→ **Stated problem**: Locate every line in the material below that has the word "marketing". Copy each of those lines.
--- Start ---
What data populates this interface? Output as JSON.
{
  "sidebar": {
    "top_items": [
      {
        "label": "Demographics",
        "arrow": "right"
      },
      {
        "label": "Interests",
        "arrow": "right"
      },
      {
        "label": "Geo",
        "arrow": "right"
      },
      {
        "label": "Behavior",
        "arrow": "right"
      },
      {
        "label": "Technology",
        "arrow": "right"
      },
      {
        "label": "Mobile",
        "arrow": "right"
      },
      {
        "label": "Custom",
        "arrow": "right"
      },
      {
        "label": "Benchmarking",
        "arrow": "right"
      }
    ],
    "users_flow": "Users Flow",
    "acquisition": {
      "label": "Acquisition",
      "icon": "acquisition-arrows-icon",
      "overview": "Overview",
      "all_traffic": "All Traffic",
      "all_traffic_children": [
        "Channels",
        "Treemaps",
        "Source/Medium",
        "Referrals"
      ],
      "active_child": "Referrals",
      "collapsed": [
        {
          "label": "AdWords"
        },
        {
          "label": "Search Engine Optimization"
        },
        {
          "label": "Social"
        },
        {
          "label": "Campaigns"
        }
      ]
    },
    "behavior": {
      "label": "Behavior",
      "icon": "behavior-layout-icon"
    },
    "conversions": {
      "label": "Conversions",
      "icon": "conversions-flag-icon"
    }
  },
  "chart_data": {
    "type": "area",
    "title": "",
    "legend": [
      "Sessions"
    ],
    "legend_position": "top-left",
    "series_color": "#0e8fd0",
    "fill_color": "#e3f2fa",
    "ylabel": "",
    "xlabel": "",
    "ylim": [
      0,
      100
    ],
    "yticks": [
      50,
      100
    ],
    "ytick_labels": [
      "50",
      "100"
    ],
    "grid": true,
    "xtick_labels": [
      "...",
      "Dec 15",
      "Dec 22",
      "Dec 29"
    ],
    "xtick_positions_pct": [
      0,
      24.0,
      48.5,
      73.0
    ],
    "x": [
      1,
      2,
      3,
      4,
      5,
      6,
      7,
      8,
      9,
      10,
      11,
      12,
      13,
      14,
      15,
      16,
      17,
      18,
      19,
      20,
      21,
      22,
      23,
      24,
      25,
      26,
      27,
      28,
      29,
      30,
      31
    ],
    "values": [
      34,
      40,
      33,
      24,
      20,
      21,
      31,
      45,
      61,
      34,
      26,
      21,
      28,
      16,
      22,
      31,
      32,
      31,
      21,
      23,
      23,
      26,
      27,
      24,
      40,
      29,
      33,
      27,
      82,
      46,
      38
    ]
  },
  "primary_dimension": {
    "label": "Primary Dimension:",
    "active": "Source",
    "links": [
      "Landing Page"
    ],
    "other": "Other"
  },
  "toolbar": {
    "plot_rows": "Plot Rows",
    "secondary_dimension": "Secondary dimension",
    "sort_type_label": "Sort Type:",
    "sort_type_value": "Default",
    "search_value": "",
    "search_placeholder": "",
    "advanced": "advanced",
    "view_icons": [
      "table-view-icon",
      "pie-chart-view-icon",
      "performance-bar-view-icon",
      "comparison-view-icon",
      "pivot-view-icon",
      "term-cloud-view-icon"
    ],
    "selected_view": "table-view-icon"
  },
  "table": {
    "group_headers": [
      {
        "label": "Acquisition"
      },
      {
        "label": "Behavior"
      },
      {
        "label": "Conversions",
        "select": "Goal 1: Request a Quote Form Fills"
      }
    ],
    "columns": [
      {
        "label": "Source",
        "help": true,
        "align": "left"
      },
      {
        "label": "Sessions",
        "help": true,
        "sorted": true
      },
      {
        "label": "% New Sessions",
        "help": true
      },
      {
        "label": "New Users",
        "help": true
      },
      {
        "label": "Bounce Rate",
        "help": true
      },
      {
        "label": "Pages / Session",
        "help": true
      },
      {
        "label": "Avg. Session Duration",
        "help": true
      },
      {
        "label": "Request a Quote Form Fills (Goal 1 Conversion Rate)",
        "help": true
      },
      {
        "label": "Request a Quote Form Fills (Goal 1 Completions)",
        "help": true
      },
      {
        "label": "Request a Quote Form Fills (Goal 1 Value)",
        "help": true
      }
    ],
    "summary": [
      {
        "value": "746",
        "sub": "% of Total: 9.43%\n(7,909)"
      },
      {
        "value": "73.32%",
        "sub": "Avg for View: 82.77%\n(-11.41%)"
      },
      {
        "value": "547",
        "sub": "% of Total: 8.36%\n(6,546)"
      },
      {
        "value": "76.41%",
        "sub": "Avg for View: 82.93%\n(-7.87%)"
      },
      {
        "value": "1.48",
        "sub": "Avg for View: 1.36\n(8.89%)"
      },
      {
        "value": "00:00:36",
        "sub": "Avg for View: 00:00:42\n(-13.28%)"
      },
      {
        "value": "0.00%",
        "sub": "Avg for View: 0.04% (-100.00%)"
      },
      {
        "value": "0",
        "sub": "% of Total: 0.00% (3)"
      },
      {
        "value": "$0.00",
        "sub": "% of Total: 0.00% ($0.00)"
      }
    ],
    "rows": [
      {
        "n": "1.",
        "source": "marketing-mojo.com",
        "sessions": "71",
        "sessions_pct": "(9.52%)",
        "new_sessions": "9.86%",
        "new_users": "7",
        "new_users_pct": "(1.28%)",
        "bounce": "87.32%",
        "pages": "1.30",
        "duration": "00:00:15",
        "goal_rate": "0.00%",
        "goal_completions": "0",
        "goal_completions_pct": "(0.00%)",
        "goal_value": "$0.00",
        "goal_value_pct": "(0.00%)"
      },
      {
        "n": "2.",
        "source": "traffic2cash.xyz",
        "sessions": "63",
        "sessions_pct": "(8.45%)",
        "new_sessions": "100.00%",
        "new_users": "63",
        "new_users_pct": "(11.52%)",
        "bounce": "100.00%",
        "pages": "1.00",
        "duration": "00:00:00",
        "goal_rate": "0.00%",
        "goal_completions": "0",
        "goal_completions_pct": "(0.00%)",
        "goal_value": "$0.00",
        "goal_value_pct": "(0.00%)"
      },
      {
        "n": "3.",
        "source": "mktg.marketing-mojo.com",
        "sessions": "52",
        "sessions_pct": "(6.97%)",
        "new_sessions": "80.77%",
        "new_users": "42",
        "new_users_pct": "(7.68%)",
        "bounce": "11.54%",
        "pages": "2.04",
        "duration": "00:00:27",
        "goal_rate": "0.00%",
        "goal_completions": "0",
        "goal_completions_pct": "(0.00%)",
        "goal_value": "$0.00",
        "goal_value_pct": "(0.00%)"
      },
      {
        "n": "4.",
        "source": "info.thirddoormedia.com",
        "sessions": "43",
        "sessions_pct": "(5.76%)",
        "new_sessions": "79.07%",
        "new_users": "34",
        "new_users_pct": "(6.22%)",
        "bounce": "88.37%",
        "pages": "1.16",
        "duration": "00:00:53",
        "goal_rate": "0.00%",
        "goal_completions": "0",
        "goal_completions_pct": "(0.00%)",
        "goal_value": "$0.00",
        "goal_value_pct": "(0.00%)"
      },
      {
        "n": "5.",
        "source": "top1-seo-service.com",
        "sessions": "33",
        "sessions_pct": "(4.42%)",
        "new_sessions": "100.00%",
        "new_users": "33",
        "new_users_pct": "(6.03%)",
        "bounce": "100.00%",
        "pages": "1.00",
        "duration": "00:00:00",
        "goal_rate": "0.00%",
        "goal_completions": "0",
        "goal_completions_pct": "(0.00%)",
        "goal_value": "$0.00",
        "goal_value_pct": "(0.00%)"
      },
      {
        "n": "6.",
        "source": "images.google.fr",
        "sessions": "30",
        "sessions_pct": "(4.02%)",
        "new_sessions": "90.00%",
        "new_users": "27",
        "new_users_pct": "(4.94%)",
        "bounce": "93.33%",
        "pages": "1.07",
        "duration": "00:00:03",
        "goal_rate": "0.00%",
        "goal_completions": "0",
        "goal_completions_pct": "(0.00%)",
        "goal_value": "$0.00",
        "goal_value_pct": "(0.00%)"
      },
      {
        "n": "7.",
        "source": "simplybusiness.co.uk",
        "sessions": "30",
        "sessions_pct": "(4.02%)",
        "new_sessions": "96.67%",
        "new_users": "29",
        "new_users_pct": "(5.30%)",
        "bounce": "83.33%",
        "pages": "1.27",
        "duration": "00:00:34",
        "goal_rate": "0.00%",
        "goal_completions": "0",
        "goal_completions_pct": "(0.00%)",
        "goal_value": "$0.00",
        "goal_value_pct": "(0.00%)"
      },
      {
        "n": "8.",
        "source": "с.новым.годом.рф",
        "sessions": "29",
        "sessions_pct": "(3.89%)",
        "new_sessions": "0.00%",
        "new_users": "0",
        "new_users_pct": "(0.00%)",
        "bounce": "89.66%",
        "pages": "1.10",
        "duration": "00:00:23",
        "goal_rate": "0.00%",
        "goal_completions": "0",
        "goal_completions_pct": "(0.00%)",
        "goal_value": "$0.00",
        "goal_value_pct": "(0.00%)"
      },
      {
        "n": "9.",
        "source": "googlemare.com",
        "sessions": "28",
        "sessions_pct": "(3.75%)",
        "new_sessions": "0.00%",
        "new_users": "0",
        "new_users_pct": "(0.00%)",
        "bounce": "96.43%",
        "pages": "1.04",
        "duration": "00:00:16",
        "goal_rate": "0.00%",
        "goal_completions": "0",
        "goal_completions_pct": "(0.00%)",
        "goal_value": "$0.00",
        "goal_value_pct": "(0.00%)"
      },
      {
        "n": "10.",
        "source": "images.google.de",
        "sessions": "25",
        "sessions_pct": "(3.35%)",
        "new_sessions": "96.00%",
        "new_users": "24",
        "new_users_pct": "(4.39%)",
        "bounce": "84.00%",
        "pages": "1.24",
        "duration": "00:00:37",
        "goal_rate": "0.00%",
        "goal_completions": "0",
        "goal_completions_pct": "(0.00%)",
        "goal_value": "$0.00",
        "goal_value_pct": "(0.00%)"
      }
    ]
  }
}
--- End ---
→ **Result of the exercise**:
        "source": "marketing-mojo.com",
        "source": "mktg.marketing-mojo.com",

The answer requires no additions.